Stored dataset items:
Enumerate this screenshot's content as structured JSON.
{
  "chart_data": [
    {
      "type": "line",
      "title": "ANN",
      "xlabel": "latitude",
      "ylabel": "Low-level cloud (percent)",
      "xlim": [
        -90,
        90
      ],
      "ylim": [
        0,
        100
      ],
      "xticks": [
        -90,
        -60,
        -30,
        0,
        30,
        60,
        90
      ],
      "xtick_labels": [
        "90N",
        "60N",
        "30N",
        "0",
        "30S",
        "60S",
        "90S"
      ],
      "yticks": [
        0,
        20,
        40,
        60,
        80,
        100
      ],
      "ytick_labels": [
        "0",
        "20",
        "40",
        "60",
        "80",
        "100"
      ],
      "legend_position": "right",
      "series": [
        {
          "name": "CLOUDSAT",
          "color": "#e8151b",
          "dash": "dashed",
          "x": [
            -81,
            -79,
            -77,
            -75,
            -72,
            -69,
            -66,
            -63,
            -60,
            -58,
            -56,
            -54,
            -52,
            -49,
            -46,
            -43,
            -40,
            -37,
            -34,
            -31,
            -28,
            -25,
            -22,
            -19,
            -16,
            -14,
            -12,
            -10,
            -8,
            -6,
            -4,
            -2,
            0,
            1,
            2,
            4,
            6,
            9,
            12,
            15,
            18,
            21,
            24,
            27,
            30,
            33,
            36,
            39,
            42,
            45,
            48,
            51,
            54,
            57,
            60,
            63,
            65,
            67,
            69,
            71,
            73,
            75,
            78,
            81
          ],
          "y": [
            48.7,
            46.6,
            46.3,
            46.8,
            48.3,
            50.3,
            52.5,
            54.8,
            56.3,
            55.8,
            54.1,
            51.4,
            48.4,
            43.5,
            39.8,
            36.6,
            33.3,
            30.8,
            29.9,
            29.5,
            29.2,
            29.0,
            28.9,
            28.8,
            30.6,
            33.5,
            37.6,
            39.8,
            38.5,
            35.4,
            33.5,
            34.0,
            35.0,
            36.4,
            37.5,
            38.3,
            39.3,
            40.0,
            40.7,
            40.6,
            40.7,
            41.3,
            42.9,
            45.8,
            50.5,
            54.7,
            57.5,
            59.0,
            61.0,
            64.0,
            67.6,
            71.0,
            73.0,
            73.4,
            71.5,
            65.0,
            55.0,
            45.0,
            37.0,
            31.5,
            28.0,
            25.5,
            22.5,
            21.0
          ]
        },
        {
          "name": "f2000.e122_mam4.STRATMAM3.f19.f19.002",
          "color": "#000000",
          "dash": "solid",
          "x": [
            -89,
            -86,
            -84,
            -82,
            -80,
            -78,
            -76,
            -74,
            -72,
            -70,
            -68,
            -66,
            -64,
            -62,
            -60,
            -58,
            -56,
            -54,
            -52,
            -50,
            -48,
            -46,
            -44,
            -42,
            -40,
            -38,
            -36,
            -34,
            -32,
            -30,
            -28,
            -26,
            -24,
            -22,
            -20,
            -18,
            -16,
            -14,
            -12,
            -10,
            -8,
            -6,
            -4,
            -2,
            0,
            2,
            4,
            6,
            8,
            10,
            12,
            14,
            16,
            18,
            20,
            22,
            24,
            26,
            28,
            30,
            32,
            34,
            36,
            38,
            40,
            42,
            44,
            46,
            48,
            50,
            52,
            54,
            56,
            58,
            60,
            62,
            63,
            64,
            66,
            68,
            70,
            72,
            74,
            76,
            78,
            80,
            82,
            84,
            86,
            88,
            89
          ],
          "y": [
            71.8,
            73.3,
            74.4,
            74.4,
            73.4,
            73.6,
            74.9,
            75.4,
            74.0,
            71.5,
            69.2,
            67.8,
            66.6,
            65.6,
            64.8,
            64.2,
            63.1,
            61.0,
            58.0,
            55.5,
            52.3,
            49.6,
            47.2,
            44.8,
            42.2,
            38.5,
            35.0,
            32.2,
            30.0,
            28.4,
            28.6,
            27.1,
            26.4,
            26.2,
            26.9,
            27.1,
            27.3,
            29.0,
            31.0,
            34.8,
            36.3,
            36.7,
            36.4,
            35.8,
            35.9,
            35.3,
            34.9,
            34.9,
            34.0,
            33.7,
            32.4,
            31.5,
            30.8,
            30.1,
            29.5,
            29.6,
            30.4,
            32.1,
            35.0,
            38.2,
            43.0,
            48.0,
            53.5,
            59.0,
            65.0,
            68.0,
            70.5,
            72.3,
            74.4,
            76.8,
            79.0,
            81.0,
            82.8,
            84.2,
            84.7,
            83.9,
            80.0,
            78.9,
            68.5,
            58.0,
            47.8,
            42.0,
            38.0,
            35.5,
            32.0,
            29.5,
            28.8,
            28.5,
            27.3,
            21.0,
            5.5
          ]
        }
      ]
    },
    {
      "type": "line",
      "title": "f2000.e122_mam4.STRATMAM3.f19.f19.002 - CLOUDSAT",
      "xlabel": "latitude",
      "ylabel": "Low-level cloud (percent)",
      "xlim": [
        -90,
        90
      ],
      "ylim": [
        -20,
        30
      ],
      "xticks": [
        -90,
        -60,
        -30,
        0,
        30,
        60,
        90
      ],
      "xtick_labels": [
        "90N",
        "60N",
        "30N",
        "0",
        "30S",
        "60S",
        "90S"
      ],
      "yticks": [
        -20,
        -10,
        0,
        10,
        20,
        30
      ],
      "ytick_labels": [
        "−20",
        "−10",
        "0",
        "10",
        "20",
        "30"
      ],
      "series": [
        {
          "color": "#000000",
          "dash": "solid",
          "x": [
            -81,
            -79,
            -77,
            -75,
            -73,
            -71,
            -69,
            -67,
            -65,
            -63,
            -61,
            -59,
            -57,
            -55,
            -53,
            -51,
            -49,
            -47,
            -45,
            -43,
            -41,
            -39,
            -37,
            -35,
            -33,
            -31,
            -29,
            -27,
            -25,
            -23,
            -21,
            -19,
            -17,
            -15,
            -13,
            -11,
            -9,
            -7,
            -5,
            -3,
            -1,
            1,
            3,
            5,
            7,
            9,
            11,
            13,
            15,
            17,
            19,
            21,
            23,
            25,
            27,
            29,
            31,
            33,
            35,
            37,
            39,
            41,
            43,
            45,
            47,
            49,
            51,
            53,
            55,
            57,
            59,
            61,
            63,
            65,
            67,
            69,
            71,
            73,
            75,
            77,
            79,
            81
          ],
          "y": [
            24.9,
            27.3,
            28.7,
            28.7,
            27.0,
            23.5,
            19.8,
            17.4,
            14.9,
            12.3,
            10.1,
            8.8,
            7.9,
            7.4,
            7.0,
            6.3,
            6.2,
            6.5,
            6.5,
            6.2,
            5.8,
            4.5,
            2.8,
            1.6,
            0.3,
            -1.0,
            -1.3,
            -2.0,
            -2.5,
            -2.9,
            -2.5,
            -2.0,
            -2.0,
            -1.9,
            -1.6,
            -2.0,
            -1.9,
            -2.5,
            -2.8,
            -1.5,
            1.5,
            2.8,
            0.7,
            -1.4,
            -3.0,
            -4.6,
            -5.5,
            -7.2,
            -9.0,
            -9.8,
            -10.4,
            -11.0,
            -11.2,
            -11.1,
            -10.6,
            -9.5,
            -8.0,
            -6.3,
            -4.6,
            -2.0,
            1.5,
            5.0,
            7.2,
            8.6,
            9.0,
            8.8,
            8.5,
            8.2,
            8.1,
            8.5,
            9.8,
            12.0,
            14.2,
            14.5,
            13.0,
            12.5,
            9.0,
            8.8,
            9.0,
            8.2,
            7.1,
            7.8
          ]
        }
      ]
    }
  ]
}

## [Your instructions]
Pull out all lines containing the word "title" from the entries above.

## [Solution to this problem]
      "title": "ANN",
      "title": "f2000.e122_mam4.STRATMAM3.f19.f19.002 - CLOUDSAT",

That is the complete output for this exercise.